>> BEGIN

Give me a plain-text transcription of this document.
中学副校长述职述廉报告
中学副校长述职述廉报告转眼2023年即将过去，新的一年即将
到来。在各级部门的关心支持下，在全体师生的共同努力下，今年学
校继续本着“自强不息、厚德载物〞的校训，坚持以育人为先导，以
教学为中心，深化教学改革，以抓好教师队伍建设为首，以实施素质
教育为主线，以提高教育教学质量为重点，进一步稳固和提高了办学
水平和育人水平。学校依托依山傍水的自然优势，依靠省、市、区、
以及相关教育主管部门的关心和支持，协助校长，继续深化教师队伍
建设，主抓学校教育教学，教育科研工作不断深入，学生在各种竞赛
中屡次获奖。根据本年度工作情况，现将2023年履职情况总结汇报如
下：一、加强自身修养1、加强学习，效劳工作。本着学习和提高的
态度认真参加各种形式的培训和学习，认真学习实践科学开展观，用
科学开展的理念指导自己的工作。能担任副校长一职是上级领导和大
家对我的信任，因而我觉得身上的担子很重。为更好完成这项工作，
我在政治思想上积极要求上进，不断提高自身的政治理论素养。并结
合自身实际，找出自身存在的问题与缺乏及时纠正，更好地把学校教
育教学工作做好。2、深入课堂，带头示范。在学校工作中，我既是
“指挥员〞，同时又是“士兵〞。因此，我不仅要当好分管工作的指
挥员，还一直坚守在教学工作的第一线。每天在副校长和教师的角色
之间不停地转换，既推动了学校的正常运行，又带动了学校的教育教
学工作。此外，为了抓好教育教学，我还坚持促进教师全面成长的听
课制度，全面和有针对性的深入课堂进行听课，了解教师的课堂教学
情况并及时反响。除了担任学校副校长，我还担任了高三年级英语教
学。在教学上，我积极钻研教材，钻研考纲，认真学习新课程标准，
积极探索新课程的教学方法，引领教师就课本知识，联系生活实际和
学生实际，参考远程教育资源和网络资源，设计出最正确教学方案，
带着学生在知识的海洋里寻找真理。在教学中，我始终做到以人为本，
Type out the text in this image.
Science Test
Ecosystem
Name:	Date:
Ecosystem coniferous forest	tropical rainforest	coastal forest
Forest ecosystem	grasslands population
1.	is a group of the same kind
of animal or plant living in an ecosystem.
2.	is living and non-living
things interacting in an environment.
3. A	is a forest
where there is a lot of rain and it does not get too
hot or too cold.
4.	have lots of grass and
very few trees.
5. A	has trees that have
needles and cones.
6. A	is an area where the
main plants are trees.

>> END

● What to do:
Would you give again, word for word, every line from the one with "Type out the text in this image." through the final line of the listing above?

● The reply:
Type out the text in this image.
Science Test
Ecosystem
Name:	Date:
Ecosystem coniferous forest	tropical rainforest	coastal forest
Forest ecosystem	grasslands population
1.	is a group of the same kind
of animal or plant living in an ecosystem.
2.	is living and non-living
things interacting in an environment.
3. A	is a forest
where there is a lot of rain and it does not get too
hot or too cold.
4.	have lots of grass and
very few trees.
5. A	has trees that have
needles and cones.
6. A	is an area where the
main plants are trees.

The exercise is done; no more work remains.